Written request =
Rewrite the records below, replacing every instance of "Bar" with "Column" and leaving everything else unchanged.

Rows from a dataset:
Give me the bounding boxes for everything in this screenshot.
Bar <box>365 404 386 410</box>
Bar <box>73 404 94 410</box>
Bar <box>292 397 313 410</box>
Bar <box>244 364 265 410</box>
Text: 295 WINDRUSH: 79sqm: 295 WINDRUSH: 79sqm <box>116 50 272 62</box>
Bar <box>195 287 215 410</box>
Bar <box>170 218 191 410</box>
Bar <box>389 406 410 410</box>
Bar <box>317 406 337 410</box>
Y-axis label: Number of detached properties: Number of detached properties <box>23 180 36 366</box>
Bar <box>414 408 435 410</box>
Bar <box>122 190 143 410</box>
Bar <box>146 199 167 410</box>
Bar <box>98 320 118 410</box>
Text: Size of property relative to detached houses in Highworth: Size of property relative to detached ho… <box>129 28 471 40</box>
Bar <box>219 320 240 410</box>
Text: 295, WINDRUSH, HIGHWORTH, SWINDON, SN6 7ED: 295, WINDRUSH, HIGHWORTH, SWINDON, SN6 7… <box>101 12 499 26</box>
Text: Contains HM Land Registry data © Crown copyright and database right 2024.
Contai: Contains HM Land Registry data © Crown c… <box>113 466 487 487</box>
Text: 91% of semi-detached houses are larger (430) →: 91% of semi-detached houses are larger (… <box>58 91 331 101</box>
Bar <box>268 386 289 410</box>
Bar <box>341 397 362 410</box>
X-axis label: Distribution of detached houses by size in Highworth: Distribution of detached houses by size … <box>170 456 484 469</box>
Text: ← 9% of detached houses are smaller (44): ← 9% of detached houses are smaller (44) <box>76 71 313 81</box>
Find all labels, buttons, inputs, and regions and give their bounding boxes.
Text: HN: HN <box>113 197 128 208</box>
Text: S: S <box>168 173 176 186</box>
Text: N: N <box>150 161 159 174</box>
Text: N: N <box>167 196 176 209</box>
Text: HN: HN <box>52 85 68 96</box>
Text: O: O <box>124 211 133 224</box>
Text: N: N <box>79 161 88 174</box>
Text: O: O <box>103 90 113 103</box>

Result =
Give me the bounding boxes for everything in this screenshot.
Column <box>365 404 386 410</box>
Column <box>73 404 94 410</box>
Column <box>292 397 313 410</box>
Column <box>244 364 265 410</box>
Text: 295 WINDRUSH: 79sqm: 295 WINDRUSH: 79sqm <box>116 50 272 62</box>
Column <box>195 287 215 410</box>
Column <box>170 218 191 410</box>
Column <box>389 406 410 410</box>
Column <box>317 406 337 410</box>
Y-axis label: Number of detached properties: Number of detached properties <box>23 180 36 366</box>
Column <box>414 408 435 410</box>
Column <box>122 190 143 410</box>
Column <box>146 199 167 410</box>
Column <box>98 320 118 410</box>
Text: Size of property relative to detached houses in Highworth: Size of property relative to detached ho… <box>129 28 471 40</box>
Column <box>219 320 240 410</box>
Text: 295, WINDRUSH, HIGHWORTH, SWINDON, SN6 7ED: 295, WINDRUSH, HIGHWORTH, SWINDON, SN6 7… <box>101 12 499 26</box>
Text: Contains HM Land Registry data © Crown copyright and database right 2024.
Contai: Contains HM Land Registry data © Crown c… <box>113 466 487 487</box>
Text: 91% of semi-detached houses are larger (430) →: 91% of semi-detached houses are larger (… <box>58 91 331 101</box>
Column <box>268 386 289 410</box>
Column <box>341 397 362 410</box>
X-axis label: Distribution of detached houses by size in Highworth: Distribution of detached houses by size … <box>170 456 484 469</box>
Text: ← 9% of detached houses are smaller (44): ← 9% of detached houses are smaller (44) <box>76 71 313 81</box>
Find all labels, buttons, inputs, and regions and give their bounding boxes.
Text: HN: HN <box>113 197 128 208</box>
Text: S: S <box>168 173 176 186</box>
Text: N: N <box>150 161 159 174</box>
Text: N: N <box>167 196 176 209</box>
Text: HN: HN <box>52 85 68 96</box>
Text: O: O <box>124 211 133 224</box>
Text: N: N <box>79 161 88 174</box>
Text: O: O <box>103 90 113 103</box>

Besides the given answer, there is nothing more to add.